Exercise goal. Below are records to be output exactly, every one of them.

Data for the task.

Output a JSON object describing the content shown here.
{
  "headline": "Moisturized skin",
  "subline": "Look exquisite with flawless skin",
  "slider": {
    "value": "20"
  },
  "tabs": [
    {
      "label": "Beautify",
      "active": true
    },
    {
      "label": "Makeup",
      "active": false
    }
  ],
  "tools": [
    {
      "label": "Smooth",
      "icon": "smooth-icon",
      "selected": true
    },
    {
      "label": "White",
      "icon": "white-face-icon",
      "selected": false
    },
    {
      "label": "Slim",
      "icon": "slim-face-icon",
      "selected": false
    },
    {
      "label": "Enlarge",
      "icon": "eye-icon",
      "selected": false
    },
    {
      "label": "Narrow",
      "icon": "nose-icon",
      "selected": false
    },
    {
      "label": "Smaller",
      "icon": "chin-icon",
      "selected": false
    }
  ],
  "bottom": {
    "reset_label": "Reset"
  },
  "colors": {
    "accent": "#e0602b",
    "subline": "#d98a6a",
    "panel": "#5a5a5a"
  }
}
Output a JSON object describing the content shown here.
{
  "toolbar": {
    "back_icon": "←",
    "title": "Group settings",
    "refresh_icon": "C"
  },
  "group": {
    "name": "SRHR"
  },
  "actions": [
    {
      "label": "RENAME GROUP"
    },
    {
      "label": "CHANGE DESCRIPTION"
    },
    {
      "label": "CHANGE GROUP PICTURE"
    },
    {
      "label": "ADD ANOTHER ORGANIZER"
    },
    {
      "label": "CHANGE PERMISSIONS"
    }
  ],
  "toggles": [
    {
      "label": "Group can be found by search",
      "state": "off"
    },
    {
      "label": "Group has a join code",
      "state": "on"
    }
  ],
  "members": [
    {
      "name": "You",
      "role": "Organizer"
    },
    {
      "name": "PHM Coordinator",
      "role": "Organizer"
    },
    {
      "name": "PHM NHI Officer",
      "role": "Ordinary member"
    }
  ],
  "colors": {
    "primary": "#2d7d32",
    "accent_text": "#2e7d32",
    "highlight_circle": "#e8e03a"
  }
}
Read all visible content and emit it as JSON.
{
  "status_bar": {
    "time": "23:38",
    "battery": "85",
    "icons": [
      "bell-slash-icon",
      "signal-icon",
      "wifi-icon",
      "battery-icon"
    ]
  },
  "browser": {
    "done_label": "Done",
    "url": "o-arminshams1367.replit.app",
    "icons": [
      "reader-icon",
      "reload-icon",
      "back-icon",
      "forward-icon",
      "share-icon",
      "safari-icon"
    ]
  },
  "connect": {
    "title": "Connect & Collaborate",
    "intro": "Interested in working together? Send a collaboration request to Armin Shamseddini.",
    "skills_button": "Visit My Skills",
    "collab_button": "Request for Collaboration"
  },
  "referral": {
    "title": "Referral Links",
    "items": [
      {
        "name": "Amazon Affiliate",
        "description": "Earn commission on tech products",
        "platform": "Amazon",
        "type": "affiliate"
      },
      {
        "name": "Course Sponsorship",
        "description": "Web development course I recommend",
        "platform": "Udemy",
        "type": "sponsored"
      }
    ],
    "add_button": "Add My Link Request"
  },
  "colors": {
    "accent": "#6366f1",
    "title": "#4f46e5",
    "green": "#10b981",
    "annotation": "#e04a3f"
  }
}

Task output.
Output a JSON object describing the content shown here.
{
  "headline": "Moisturized skin",
  "subline": "Look exquisite with flawless skin",
  "slider": {
    "value": "20"
  },
  "tabs": [
    {
      "label": "Beautify",
      "active": true
    },
    {
      "label": "Makeup",
      "active": false
    }
  ],
  "tools": [
    {
      "label": "Smooth",
      "icon": "smooth-icon",
      "selected": true
    },
    {
      "label": "White",
      "icon": "white-face-icon",
      "selected": false
    },
    {
      "label": "Slim",
      "icon": "slim-face-icon",
      "selected": false
    },
    {
      "label": "Enlarge",
      "icon": "eye-icon",
      "selected": false
    },
    {
      "label": "Narrow",
      "icon": "nose-icon",
      "selected": false
    },
    {
      "label": "Smaller",
      "icon": "chin-icon",
      "selected": false
    }
  ],
  "bottom": {
    "reset_label": "Reset"
  },
  "colors": {
    "accent": "#e0602b",
    "subline": "#d98a6a",
    "panel": "#5a5a5a"
  }
}
Output a JSON object describing the content shown here.
{
  "toolbar": {
    "back_icon": "←",
    "title": "Group settings",
    "refresh_icon": "C"
  },
  "group": {
    "name": "SRHR"
  },
  "actions": [
    {
      "label": "RENAME GROUP"
    },
    {
      "label": "CHANGE DESCRIPTION"
    },
    {
      "label": "CHANGE GROUP PICTURE"
    },
    {
      "label": "ADD ANOTHER ORGANIZER"
    },
    {
      "label": "CHANGE PERMISSIONS"
    }
  ],
  "toggles": [
    {
      "label": "Group can be found by search",
      "state": "off"
    },
    {
      "label": "Group has a join code",
      "state": "on"
    }
  ],
  "members": [
    {
      "name": "You",
      "role": "Organizer"
    },
    {
      "name": "PHM Coordinator",
      "role": "Organizer"
    },
    {
      "name": "PHM NHI Officer",
      "role": "Ordinary member"
    }
  ],
  "colors": {
    "primary": "#2d7d32",
    "accent_text": "#2e7d32",
    "highlight_circle": "#e8e03a"
  }
}
Read all visible content and emit it as JSON.
{
  "status_bar": {
    "time": "23:38",
    "battery": "85",
    "icons": [
      "bell-slash-icon",
      "signal-icon",
      "wifi-icon",
      "battery-icon"
    ]
  },
  "browser": {
    "done_label": "Done",
    "url": "o-arminshams1367.replit.app",
    "icons": [
      "reader-icon",
      "reload-icon",
      "back-icon",
      "forward-icon",
      "share-icon",
      "safari-icon"
    ]
  },
  "connect": {
    "title": "Connect & Collaborate",
    "intro": "Interested in working together? Send a collaboration request to Armin Shamseddini.",
    "skills_button": "Visit My Skills",
    "collab_button": "Request for Collaboration"
  },
  "referral": {
    "title": "Referral Links",
    "items": [
      {
        "name": "Amazon Affiliate",
        "description": "Earn commission on tech products",
        "platform": "Amazon",
        "type": "affiliate"
      },
      {
        "name": "Course Sponsorship",
        "description": "Web development course I recommend",
        "platform": "Udemy",
        "type": "sponsored"
      }
    ],
    "add_button": "Add My Link Request"
  },
  "colors": {
    "accent": "#6366f1",
    "title": "#4f46e5",
    "green": "#10b981",
    "annotation": "#e04a3f"
  }
}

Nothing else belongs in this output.